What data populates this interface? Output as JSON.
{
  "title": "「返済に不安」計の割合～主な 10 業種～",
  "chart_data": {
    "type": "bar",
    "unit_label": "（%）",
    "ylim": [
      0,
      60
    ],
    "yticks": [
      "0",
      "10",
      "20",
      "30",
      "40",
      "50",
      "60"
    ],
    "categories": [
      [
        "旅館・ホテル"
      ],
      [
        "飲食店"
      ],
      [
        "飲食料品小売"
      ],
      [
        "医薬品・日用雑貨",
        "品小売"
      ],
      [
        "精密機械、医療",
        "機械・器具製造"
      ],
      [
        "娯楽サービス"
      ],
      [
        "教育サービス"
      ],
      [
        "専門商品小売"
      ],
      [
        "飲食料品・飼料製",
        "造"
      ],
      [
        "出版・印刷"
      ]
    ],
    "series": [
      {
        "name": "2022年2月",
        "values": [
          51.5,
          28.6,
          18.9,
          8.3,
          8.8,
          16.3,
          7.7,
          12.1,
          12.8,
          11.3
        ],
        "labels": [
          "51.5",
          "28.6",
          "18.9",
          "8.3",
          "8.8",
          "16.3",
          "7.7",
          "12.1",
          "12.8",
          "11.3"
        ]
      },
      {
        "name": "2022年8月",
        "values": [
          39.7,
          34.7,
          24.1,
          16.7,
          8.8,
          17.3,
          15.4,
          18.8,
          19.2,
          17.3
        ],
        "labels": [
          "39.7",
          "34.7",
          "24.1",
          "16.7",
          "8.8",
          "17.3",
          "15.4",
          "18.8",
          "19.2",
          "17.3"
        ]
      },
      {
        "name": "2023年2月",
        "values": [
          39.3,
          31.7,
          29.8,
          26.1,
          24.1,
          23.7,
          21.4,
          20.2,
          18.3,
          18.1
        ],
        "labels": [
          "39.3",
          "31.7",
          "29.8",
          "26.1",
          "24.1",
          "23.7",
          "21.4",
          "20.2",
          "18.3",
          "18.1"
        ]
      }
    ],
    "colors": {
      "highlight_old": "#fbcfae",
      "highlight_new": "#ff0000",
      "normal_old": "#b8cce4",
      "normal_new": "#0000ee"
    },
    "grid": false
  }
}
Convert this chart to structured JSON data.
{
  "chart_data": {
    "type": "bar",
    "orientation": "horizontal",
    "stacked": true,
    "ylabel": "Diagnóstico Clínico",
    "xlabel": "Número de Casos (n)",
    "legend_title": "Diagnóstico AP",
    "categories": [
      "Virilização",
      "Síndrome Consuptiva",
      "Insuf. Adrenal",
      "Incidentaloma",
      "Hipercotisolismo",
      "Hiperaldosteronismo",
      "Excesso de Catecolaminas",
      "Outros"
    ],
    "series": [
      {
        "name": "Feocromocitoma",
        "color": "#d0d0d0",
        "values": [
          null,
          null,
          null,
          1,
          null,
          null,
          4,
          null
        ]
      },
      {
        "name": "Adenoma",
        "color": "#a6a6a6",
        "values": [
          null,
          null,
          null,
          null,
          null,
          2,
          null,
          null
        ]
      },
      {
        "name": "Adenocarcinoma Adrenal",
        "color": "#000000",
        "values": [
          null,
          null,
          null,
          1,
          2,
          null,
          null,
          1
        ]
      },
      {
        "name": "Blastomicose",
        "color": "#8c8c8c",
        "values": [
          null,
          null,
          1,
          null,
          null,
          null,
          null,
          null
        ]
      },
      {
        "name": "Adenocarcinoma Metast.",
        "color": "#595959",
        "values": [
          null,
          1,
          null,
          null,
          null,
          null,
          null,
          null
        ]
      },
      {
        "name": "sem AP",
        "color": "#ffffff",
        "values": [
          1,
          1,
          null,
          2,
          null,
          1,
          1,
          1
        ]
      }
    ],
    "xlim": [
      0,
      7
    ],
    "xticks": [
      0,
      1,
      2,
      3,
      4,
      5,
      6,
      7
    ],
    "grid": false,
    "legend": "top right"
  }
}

----

Reproduce all of the records exactly.

What data populates this interface? Output as JSON.
{
  "title": "「返済に不安」計の割合～主な 10 業種～",
  "chart_data": {
    "type": "bar",
    "unit_label": "（%）",
    "ylim": [
      0,
      60
    ],
    "yticks": [
      "0",
      "10",
      "20",
      "30",
      "40",
      "50",
      "60"
    ],
    "categories": [
      [
        "旅館・ホテル"
      ],
      [
        "飲食店"
      ],
      [
        "飲食料品小売"
      ],
      [
        "医薬品・日用雑貨",
        "品小売"
      ],
      [
        "精密機械、医療",
        "機械・器具製造"
      ],
      [
        "娯楽サービス"
      ],
      [
        "教育サービス"
      ],
      [
        "専門商品小売"
      ],
      [
        "飲食料品・飼料製",
        "造"
      ],
      [
        "出版・印刷"
      ]
    ],
    "series": [
      {
        "name": "2022年2月",
        "values": [
          51.5,
          28.6,
          18.9,
          8.3,
          8.8,
          16.3,
          7.7,
          12.1,
          12.8,
          11.3
        ],
        "labels": [
          "51.5",
          "28.6",
          "18.9",
          "8.3",
          "8.8",
          "16.3",
          "7.7",
          "12.1",
          "12.8",
          "11.3"
        ]
      },
      {
        "name": "2022年8月",
        "values": [
          39.7,
          34.7,
          24.1,
          16.7,
          8.8,
          17.3,
          15.4,
          18.8,
          19.2,
          17.3
        ],
        "labels": [
          "39.7",
          "34.7",
          "24.1",
          "16.7",
          "8.8",
          "17.3",
          "15.4",
          "18.8",
          "19.2",
          "17.3"
        ]
      },
      {
        "name": "2023年2月",
        "values": [
          39.3,
          31.7,
          29.8,
          26.1,
          24.1,
          23.7,
          21.4,
          20.2,
          18.3,
          18.1
        ],
        "labels": [
          "39.3",
          "31.7",
          "29.8",
          "26.1",
          "24.1",
          "23.7",
          "21.4",
          "20.2",
          "18.3",
          "18.1"
        ]
      }
    ],
    "colors": {
      "highlight_old": "#fbcfae",
      "highlight_new": "#ff0000",
      "normal_old": "#b8cce4",
      "normal_new": "#0000ee"
    },
    "grid": false
  }
}
Convert this chart to structured JSON data.
{
  "chart_data": {
    "type": "bar",
    "orientation": "horizontal",
    "stacked": true,
    "ylabel": "Diagnóstico Clínico",
    "xlabel": "Número de Casos (n)",
    "legend_title": "Diagnóstico AP",
    "categories": [
      "Virilização",
      "Síndrome Consuptiva",
      "Insuf. Adrenal",
      "Incidentaloma",
      "Hipercotisolismo",
      "Hiperaldosteronismo",
      "Excesso de Catecolaminas",
      "Outros"
    ],
    "series": [
      {
        "name": "Feocromocitoma",
        "color": "#d0d0d0",
        "values": [
          null,
          null,
          null,
          1,
          null,
          null,
          4,
          null
        ]
      },
      {
        "name": "Adenoma",
        "color": "#a6a6a6",
        "values": [
          null,
          null,
          null,
          null,
          null,
          2,
          null,
          null
        ]
      },
      {
        "name": "Adenocarcinoma Adrenal",
        "color": "#000000",
        "values": [
          null,
          null,
          null,
          1,
          2,
          null,
          null,
          1
        ]
      },
      {
        "name": "Blastomicose",
        "color": "#8c8c8c",
        "values": [
          null,
          null,
          1,
          null,
          null,
          null,
          null,
          null
        ]
      },
      {
        "name": "Adenocarcinoma Metast.",
        "color": "#595959",
        "values": [
          null,
          1,
          null,
          null,
          null,
          null,
          null,
          null
        ]
      },
      {
        "name": "sem AP",
        "color": "#ffffff",
        "values": [
          1,
          1,
          null,
          2,
          null,
          1,
          1,
          1
        ]
      }
    ],
    "xlim": [
      0,
      7
    ],
    "xticks": [
      0,
      1,
      2,
      3,
      4,
      5,
      6,
      7
    ],
    "grid": false,
    "legend": "top right"
  }
}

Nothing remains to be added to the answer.